== Exercise goal ==
Copy each line that has the string "training" somewhere in it.

== Figure dataset records ==
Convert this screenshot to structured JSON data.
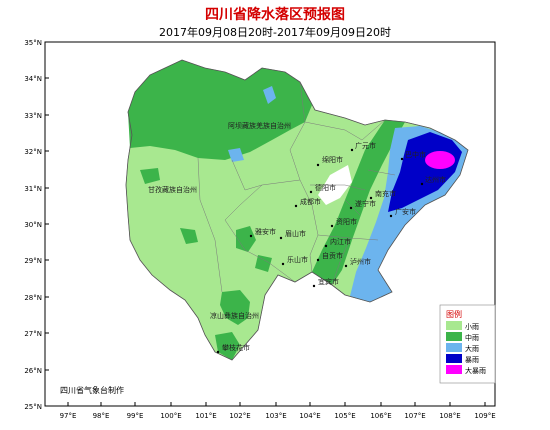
{
  "title": "四川省降水落区预报图",
  "subtitle": "2017年09月08日20时-2017年09月09日20时",
  "producer": "四川省气象台制作",
  "axes": {
    "lat_labels": [
      "35°N",
      "34°N",
      "33°N",
      "32°N",
      "31°N",
      "30°N",
      "29°N",
      "28°N",
      "27°N",
      "26°N",
      "25°N"
    ],
    "lon_labels": [
      "97°E",
      "98°E",
      "99°E",
      "100°E",
      "101°E",
      "102°E",
      "103°E",
      "104°E",
      "105°E",
      "106°E",
      "107°E",
      "108°E",
      "109°E"
    ]
  },
  "legend": {
    "title": "图例",
    "items": [
      {
        "label": "小雨",
        "color": "#a8e890"
      },
      {
        "label": "中雨",
        "color": "#3cb44a"
      },
      {
        "label": "大雨",
        "color": "#6cb4ee"
      },
      {
        "label": "暴雨",
        "color": "#0000c8"
      },
      {
        "label": "大暴雨",
        "color": "#ff00ff"
      }
    ]
  },
  "places": {
    "aba": "阿坝藏族羌族自治州",
    "ganzi": "甘孜藏族自治州",
    "liangshan": "凉山彝族自治州",
    "guangyuan": "广元市",
    "mianyang": "绵阳市",
    "bazhong": "巴中市",
    "deyang": "德阳市",
    "dazhou": "达州市",
    "chengdu": "成都市",
    "nanchong": "南充市",
    "guangan": "广安市",
    "suining": "遂宁市",
    "ziyang": "资阳市",
    "yaan": "雅安市",
    "meishan": "眉山市",
    "neijiang": "内江市",
    "leshan": "乐山市",
    "zigong": "自贡市",
    "yibin": "宜宾市",
    "luzhou": "泸州市",
    "panzhihua": "攀枝花市"
  }
}
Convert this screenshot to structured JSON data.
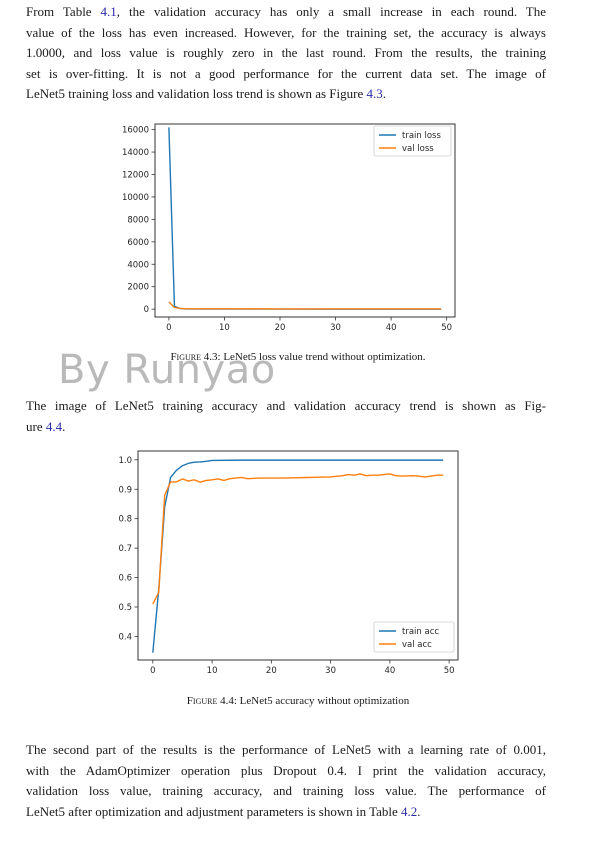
{
  "paragraph1": {
    "lines": [
      [
        "From Table ",
        "4.1",
        ", the validation accuracy has only a small increase in each round.  The"
      ],
      [
        "value of the loss has even increased.  However, for the training set, the accuracy is always"
      ],
      [
        "1.0000, and loss value is roughly zero in the last round.  From the results, the training"
      ],
      [
        "set is over-fitting.  It is not a good performance for the current data set.  The image of"
      ],
      [
        "LeNet5 training loss and validation loss trend is shown as Figure ",
        "4.3",
        "."
      ]
    ]
  },
  "figure1": {
    "caption_prefix": "Figure 4.3:",
    "caption_text": " LeNet5 loss value trend without optimization.",
    "chart_data": {
      "type": "line",
      "x_ticks": [
        0,
        10,
        20,
        30,
        40,
        50
      ],
      "y_ticks": [
        0,
        2000,
        4000,
        6000,
        8000,
        10000,
        12000,
        14000,
        16000
      ],
      "xlim": [
        -2.5,
        51.5
      ],
      "ylim": [
        -700,
        16500
      ],
      "legend_position": "top-right",
      "series": [
        {
          "name": "train loss",
          "color": "#1f77b4",
          "x": [
            0,
            1,
            2,
            3,
            5,
            10,
            20,
            30,
            40,
            49
          ],
          "y": [
            16200,
            250,
            60,
            20,
            10,
            5,
            3,
            2,
            2,
            2
          ]
        },
        {
          "name": "val loss",
          "color": "#ff7f0e",
          "x": [
            0,
            1,
            2,
            3,
            5,
            10,
            20,
            30,
            40,
            49
          ],
          "y": [
            650,
            150,
            60,
            40,
            30,
            25,
            22,
            22,
            22,
            22
          ]
        }
      ]
    }
  },
  "watermark": "By Runyao",
  "paragraph2": {
    "lines": [
      [
        "The image of LeNet5 training accuracy and validation accuracy trend is shown as Fig-"
      ],
      [
        "ure ",
        "4.4",
        "."
      ]
    ]
  },
  "figure2": {
    "caption_prefix": "Figure 4.4:",
    "caption_text": " LeNet5 accuracy without optimization",
    "chart_data": {
      "type": "line",
      "x_ticks": [
        0,
        10,
        20,
        30,
        40,
        50
      ],
      "y_ticks": [
        0.4,
        0.5,
        0.6,
        0.7,
        0.8,
        0.9,
        1.0
      ],
      "xlim": [
        -2.5,
        51.5
      ],
      "ylim": [
        0.32,
        1.03
      ],
      "legend_position": "bottom-right",
      "series": [
        {
          "name": "train acc",
          "color": "#1f77b4",
          "x": [
            0,
            1,
            2,
            3,
            4,
            5,
            6,
            7,
            8,
            9,
            10,
            15,
            20,
            25,
            30,
            35,
            40,
            45,
            49
          ],
          "y": [
            0.345,
            0.56,
            0.84,
            0.94,
            0.965,
            0.98,
            0.988,
            0.992,
            0.993,
            0.995,
            0.998,
            0.999,
            0.999,
            0.999,
            0.999,
            0.999,
            0.999,
            0.999,
            0.999
          ]
        },
        {
          "name": "val acc",
          "color": "#ff7f0e",
          "x": [
            0,
            1,
            2,
            3,
            4,
            5,
            6,
            7,
            8,
            9,
            10,
            11,
            12,
            13,
            14,
            15,
            16,
            18,
            20,
            22,
            24,
            26,
            28,
            30,
            32,
            33,
            34,
            35,
            36,
            37,
            38,
            40,
            41,
            42,
            44,
            46,
            48,
            49
          ],
          "y": [
            0.51,
            0.55,
            0.88,
            0.925,
            0.925,
            0.935,
            0.928,
            0.932,
            0.924,
            0.93,
            0.932,
            0.935,
            0.93,
            0.936,
            0.938,
            0.94,
            0.936,
            0.938,
            0.938,
            0.938,
            0.939,
            0.94,
            0.941,
            0.942,
            0.946,
            0.95,
            0.948,
            0.952,
            0.946,
            0.948,
            0.948,
            0.952,
            0.946,
            0.945,
            0.946,
            0.942,
            0.948,
            0.948
          ]
        }
      ]
    }
  },
  "paragraph3": {
    "lines": [
      [
        "The second part of the results is the performance of LeNet5 with a learning rate of 0.001,"
      ],
      [
        "with the AdamOptimizer operation plus Dropout 0.4.  I print the validation accuracy,"
      ],
      [
        "validation loss value, training accuracy, and training loss value.  The performance of"
      ],
      [
        "LeNet5 after optimization and adjustment parameters is shown in Table ",
        "4.2",
        "."
      ]
    ]
  }
}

== Correct response ==
        "value of the loss has even increased.  However, for the training set, the accuracy is always"
        "1.0000, and loss value is roughly zero in the last round.  From the results, the training"
        "LeNet5 training loss and validation loss trend is shown as Figure ",
        "The image of LeNet5 training accuracy and validation accuracy trend is shown as Fig-"
        "validation loss value, training accuracy, and training loss value.  The performance of"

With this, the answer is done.